= Entries shown =
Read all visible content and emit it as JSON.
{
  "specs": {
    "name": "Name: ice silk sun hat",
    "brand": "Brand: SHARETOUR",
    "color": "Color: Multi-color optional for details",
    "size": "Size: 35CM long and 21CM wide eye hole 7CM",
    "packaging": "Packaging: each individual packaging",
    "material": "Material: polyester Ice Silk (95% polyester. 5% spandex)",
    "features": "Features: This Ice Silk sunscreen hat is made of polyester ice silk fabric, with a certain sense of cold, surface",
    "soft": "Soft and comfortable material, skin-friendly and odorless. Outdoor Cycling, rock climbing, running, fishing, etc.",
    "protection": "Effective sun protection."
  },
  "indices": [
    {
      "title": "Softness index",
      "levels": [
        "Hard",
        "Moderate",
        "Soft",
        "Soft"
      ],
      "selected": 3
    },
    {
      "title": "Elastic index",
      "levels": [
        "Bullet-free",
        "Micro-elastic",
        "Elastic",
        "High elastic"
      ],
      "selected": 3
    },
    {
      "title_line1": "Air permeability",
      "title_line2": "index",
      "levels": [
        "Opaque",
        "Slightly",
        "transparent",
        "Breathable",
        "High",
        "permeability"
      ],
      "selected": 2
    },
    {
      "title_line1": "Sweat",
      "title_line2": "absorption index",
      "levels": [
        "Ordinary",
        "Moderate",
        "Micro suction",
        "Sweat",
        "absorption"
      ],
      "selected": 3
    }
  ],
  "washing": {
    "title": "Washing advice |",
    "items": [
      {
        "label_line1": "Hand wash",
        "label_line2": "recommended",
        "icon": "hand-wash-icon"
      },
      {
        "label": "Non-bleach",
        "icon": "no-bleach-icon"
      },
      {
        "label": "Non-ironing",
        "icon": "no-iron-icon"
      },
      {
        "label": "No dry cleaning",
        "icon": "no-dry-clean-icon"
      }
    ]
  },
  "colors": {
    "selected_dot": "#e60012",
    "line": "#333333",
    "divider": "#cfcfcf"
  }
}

= Work required =
Go through the records. Copy each line where "material" appears.

= Problem solution =
    "material": "Material: polyester Ice Silk (95% polyester. 5% spandex)",
    "soft": "Soft and comfortable material, skin-friendly and odorless. Outdoor Cycling, rock climbing, running, fishing, etc.",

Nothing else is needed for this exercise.